(Stored data entries)
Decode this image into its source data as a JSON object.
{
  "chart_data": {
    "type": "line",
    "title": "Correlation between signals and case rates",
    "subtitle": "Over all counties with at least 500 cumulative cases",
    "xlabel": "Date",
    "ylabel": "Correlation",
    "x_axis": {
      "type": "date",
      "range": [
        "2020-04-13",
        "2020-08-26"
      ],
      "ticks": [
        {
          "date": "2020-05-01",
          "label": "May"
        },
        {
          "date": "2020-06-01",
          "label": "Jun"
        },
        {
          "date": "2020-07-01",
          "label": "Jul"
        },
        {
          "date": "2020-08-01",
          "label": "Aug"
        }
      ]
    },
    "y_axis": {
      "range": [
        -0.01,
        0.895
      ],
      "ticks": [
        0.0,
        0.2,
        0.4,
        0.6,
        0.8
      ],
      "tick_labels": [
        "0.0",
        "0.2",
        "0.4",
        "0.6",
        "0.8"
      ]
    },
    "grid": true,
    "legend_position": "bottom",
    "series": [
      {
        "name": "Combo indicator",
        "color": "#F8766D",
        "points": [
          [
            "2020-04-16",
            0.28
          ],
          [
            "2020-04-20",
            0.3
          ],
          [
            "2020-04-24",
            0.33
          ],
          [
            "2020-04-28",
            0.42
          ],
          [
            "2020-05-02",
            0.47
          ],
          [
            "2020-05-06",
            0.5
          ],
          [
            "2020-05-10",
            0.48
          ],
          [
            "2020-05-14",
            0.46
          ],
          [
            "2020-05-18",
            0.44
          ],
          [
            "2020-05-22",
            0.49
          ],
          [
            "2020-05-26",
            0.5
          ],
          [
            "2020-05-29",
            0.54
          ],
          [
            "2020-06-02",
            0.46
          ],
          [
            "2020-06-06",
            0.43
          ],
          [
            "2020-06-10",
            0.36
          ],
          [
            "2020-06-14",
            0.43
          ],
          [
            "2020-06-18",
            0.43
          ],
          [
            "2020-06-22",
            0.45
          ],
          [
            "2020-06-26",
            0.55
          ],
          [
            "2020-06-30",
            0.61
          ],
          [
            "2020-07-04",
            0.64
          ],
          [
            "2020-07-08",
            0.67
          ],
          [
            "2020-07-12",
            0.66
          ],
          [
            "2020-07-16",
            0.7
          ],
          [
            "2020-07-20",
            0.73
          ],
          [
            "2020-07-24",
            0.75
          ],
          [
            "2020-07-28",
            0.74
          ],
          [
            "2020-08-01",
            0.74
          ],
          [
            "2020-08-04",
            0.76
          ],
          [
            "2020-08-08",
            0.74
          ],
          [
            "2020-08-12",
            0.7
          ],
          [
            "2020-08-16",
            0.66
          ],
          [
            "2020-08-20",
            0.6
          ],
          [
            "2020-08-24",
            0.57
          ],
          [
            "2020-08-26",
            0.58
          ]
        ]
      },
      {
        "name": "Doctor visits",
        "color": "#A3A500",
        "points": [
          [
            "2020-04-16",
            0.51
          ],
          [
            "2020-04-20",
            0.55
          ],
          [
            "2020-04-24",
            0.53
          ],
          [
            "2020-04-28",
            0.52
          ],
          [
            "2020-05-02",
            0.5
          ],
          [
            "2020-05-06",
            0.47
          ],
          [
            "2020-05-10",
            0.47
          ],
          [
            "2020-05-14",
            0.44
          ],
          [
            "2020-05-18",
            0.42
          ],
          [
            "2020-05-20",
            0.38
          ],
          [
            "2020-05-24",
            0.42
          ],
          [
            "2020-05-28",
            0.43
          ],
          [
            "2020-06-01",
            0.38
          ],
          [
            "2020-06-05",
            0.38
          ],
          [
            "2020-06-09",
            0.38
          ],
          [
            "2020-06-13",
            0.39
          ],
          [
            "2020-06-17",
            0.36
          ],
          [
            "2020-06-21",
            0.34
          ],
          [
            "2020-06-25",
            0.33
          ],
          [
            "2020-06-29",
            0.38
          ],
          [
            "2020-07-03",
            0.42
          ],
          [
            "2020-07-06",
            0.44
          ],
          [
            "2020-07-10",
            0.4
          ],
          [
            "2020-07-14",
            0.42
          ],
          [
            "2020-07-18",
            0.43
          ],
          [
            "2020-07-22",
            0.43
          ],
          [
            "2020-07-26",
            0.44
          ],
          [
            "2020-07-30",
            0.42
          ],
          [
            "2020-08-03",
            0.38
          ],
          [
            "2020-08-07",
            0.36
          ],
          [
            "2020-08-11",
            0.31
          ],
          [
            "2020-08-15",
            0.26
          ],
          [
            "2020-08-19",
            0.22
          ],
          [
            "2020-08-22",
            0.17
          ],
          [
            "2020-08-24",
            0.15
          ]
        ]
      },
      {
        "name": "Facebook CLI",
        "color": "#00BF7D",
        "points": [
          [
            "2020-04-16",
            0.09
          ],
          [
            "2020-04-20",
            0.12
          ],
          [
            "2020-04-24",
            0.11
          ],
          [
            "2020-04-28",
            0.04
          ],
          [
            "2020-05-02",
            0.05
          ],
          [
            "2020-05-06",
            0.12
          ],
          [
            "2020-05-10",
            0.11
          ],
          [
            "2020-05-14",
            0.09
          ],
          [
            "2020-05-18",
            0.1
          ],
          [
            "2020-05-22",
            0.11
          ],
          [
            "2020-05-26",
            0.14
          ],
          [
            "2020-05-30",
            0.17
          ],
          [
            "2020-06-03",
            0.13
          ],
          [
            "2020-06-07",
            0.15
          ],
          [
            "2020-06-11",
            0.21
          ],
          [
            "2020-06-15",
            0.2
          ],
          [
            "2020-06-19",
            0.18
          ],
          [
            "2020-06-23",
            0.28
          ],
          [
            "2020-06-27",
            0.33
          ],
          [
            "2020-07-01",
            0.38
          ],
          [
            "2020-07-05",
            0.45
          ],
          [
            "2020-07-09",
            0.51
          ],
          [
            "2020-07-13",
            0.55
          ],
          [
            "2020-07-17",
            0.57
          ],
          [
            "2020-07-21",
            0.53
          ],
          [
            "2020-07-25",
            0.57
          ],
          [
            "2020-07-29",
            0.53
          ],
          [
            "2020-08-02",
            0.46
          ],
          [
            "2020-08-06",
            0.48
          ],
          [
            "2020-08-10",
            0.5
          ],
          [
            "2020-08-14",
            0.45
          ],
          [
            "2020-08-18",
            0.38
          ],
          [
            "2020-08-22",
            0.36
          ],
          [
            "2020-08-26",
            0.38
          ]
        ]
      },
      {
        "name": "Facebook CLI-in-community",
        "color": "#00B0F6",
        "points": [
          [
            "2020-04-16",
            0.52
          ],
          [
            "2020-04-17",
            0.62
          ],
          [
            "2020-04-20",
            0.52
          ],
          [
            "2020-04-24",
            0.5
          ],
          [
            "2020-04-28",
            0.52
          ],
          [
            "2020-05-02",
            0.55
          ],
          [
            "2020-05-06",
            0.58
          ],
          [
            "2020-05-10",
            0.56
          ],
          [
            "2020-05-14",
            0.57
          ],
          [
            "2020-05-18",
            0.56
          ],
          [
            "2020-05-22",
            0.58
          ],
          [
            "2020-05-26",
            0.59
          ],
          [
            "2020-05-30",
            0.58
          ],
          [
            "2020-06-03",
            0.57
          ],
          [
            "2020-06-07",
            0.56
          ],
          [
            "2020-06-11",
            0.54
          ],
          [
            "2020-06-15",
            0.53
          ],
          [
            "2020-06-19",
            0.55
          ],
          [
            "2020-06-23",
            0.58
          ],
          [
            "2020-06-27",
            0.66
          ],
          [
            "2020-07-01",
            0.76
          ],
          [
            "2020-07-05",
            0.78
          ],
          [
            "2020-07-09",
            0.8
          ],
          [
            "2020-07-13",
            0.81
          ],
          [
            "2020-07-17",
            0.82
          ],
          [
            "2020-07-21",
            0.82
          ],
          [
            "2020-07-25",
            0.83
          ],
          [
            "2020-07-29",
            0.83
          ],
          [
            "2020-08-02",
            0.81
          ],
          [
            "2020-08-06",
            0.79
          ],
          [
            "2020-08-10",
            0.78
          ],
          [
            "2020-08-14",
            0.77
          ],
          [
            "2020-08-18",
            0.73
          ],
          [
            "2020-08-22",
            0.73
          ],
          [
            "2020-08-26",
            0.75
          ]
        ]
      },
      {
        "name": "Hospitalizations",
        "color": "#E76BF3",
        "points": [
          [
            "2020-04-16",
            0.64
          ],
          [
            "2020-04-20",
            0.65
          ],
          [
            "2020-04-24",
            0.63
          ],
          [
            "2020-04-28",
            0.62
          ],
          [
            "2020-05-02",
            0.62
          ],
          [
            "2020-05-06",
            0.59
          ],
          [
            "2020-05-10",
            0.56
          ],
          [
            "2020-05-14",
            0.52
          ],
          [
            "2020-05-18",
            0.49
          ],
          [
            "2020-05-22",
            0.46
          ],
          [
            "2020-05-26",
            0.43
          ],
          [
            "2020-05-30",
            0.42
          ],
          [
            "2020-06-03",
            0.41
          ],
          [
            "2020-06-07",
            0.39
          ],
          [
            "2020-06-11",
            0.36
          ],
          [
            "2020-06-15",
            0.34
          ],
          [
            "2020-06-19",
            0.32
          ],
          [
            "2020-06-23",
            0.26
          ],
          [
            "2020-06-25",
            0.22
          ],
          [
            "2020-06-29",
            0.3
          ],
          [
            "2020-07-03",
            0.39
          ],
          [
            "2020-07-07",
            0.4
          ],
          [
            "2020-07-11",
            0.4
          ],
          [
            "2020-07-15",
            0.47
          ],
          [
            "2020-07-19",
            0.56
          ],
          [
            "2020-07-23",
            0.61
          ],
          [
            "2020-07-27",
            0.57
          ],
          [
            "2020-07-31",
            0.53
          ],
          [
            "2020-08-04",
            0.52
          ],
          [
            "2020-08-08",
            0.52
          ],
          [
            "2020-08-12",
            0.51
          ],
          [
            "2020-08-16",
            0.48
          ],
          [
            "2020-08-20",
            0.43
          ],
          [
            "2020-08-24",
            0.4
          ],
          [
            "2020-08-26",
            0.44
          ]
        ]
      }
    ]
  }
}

--

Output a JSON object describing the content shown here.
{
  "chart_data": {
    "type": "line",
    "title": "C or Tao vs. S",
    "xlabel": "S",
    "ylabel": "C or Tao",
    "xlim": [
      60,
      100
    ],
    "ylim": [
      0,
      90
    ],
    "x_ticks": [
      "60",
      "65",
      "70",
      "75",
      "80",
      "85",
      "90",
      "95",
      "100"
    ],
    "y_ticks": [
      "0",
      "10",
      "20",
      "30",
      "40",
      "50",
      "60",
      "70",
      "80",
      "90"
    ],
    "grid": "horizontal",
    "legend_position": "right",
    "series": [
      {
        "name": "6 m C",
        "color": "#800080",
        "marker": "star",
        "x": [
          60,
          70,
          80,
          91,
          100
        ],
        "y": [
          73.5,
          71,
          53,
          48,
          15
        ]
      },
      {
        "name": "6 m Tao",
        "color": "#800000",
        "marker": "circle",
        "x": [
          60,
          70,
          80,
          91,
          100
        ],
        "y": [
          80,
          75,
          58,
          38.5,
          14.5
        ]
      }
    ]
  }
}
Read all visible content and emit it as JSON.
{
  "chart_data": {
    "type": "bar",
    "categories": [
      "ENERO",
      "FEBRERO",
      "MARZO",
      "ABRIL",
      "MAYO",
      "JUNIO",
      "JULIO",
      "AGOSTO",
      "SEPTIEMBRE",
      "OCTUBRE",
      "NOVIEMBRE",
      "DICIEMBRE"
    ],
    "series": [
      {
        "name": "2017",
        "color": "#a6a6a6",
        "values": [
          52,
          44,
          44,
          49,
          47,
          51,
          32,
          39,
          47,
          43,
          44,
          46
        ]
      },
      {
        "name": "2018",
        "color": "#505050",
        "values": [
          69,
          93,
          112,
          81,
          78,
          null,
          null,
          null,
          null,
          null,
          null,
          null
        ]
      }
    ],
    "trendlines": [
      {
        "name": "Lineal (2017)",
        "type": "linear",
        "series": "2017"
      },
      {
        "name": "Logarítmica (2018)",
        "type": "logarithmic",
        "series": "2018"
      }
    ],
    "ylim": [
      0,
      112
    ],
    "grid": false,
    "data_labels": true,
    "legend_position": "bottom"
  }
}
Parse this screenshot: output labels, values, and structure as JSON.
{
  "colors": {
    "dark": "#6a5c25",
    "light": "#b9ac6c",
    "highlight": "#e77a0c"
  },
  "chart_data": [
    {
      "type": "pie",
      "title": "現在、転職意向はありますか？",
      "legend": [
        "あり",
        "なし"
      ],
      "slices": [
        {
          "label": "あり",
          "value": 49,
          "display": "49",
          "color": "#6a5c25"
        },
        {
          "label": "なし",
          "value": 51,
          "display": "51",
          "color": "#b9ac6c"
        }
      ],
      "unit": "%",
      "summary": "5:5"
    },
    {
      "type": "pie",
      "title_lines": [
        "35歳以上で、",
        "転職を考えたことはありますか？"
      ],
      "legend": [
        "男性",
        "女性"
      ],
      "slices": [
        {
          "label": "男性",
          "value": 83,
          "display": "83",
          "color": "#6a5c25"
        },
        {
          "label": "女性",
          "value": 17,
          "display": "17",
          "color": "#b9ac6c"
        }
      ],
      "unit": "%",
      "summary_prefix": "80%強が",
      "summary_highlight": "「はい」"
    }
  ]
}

---

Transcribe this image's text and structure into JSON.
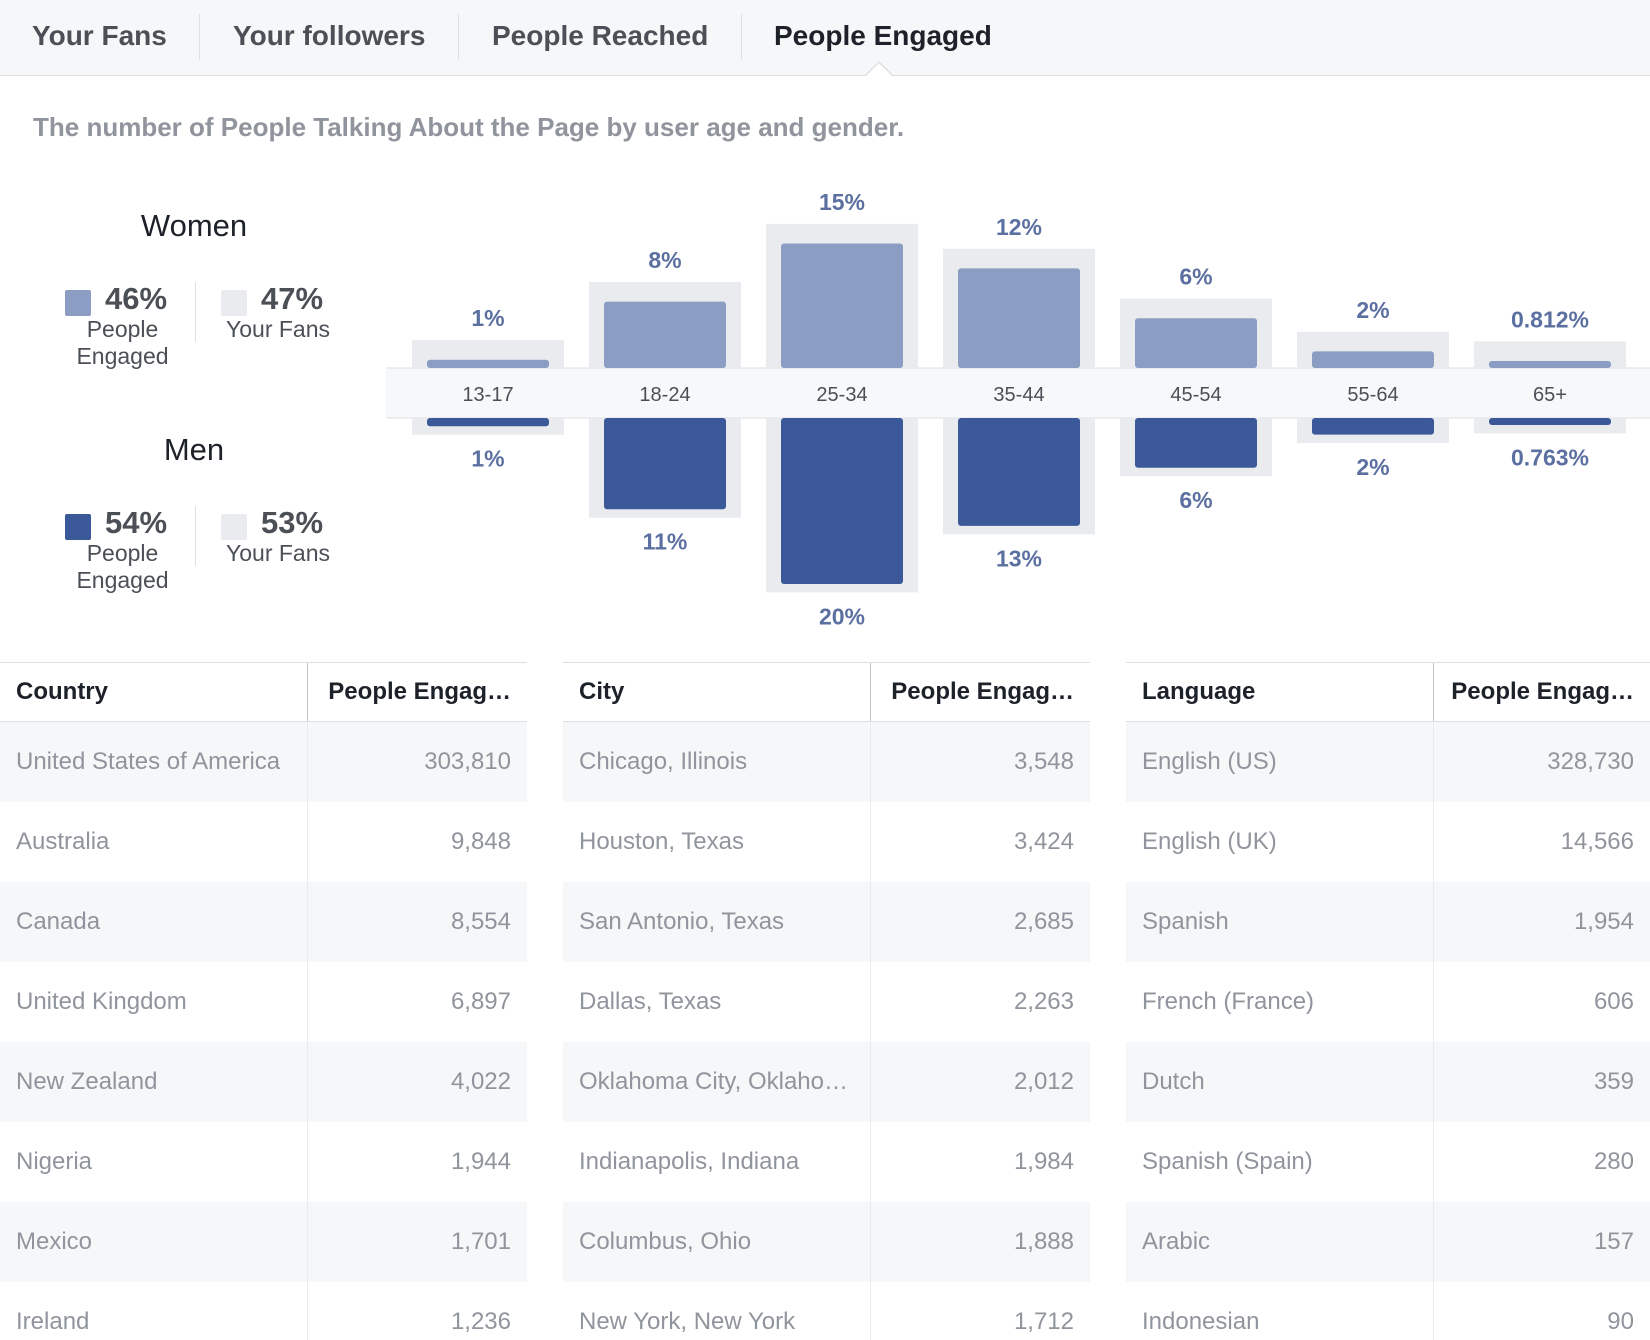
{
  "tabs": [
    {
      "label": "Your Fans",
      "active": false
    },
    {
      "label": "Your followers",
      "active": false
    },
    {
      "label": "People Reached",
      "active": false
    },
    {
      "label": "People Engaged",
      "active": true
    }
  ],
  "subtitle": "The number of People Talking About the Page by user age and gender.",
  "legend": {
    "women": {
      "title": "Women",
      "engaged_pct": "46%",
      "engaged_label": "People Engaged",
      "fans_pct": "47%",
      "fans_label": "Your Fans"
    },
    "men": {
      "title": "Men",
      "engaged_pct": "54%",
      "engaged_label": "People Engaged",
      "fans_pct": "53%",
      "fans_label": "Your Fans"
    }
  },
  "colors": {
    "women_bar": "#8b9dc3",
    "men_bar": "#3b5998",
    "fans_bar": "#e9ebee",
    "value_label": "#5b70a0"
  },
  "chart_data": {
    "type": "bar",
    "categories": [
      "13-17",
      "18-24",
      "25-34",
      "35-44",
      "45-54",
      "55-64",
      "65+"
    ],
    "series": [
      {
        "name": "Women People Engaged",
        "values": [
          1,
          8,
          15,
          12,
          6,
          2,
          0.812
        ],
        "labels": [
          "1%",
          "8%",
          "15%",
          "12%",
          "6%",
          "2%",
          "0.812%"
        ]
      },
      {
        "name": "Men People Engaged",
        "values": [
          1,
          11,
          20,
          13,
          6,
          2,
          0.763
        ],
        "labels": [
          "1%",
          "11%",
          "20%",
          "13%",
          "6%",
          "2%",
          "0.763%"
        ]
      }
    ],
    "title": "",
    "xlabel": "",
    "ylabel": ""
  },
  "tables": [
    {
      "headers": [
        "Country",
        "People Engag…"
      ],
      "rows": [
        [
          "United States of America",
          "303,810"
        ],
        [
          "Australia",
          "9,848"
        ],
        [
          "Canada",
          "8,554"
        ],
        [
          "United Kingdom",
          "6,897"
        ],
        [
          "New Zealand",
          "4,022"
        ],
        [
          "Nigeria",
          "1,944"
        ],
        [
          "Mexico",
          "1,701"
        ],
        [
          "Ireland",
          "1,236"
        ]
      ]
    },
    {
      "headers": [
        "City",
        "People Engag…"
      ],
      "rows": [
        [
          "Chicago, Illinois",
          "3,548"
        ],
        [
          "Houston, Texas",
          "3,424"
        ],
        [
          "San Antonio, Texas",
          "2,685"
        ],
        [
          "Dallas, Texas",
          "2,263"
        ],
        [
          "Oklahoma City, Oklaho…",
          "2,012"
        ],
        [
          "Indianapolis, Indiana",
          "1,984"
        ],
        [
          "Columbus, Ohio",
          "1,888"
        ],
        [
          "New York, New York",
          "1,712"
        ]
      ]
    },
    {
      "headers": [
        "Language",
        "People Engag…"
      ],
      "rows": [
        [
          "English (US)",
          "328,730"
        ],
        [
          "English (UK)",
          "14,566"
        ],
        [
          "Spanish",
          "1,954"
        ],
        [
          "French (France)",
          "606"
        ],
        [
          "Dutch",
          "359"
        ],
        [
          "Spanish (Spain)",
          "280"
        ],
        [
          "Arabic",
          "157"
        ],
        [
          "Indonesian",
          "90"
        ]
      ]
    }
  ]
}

● DIRECTIONS:
Pull out every line of the entries that includes the word "Texas".

● SOLUTION TO THIS PROBLEM:
          "Houston, Texas",
          "San Antonio, Texas",
          "Dallas, Texas",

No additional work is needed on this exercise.